What the task requires:
Each line below is to be written out in full, exactly as shown.

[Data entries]
........

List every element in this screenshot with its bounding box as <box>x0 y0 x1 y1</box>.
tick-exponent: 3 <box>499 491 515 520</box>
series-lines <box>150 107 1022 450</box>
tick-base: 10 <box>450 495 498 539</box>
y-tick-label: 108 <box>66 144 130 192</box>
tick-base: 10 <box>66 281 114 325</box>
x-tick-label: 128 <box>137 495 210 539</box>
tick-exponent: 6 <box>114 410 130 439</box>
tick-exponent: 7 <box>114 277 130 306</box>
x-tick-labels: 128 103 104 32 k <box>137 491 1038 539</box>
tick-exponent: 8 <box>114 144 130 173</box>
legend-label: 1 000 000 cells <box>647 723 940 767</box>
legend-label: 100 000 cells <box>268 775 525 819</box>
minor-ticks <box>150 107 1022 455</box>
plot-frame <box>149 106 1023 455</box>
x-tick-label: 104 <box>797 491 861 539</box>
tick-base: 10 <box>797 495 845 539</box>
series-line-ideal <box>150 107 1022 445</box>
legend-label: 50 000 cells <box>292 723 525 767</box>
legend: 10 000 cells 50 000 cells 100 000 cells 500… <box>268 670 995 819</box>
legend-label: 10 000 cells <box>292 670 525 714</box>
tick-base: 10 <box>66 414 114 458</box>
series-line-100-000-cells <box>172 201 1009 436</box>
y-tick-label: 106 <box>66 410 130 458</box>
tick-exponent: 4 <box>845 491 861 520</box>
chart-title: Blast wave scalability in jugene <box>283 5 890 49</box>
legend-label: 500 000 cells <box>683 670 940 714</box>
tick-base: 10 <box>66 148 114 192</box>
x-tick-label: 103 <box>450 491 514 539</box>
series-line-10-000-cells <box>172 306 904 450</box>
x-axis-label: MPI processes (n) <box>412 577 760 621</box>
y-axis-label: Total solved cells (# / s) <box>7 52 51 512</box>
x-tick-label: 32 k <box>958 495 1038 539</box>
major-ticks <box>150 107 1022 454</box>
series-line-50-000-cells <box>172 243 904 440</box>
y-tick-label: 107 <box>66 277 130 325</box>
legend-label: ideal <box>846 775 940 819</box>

........

Exercise result:
List every element in this screenshot with its bounding box as <box>x0 y0 x1 y1</box>.
tick-exponent: 3 <box>499 491 515 520</box>
series-lines <box>150 107 1022 450</box>
tick-base: 10 <box>450 495 498 539</box>
y-tick-label: 108 <box>66 144 130 192</box>
tick-base: 10 <box>66 281 114 325</box>
x-tick-label: 128 <box>137 495 210 539</box>
tick-exponent: 6 <box>114 410 130 439</box>
tick-exponent: 7 <box>114 277 130 306</box>
x-tick-labels: 128 103 104 32 k <box>137 491 1038 539</box>
tick-exponent: 8 <box>114 144 130 173</box>
legend-label: 1 000 000 cells <box>647 723 940 767</box>
legend-label: 100 000 cells <box>268 775 525 819</box>
minor-ticks <box>150 107 1022 455</box>
plot-frame <box>149 106 1023 455</box>
x-tick-label: 104 <box>797 491 861 539</box>
tick-base: 10 <box>797 495 845 539</box>
series-line-ideal <box>150 107 1022 445</box>
legend-label: 50 000 cells <box>292 723 525 767</box>
legend: 10 000 cells 50 000 cells 100 000 cells 500… <box>268 670 995 819</box>
legend-label: 10 000 cells <box>292 670 525 714</box>
tick-base: 10 <box>66 414 114 458</box>
series-line-100-000-cells <box>172 201 1009 436</box>
y-tick-label: 106 <box>66 410 130 458</box>
tick-exponent: 4 <box>845 491 861 520</box>
chart-title: Blast wave scalability in jugene <box>283 5 890 49</box>
legend-label: 500 000 cells <box>683 670 940 714</box>
tick-base: 10 <box>66 148 114 192</box>
x-tick-label: 103 <box>450 491 514 539</box>
series-line-10-000-cells <box>172 306 904 450</box>
x-axis-label: MPI processes (n) <box>412 577 760 621</box>
y-axis-label: Total solved cells (# / s) <box>7 52 51 512</box>
x-tick-label: 32 k <box>958 495 1038 539</box>
major-ticks <box>150 107 1022 454</box>
series-line-50-000-cells <box>172 243 904 440</box>
y-tick-label: 107 <box>66 277 130 325</box>
legend-label: ideal <box>846 775 940 819</box>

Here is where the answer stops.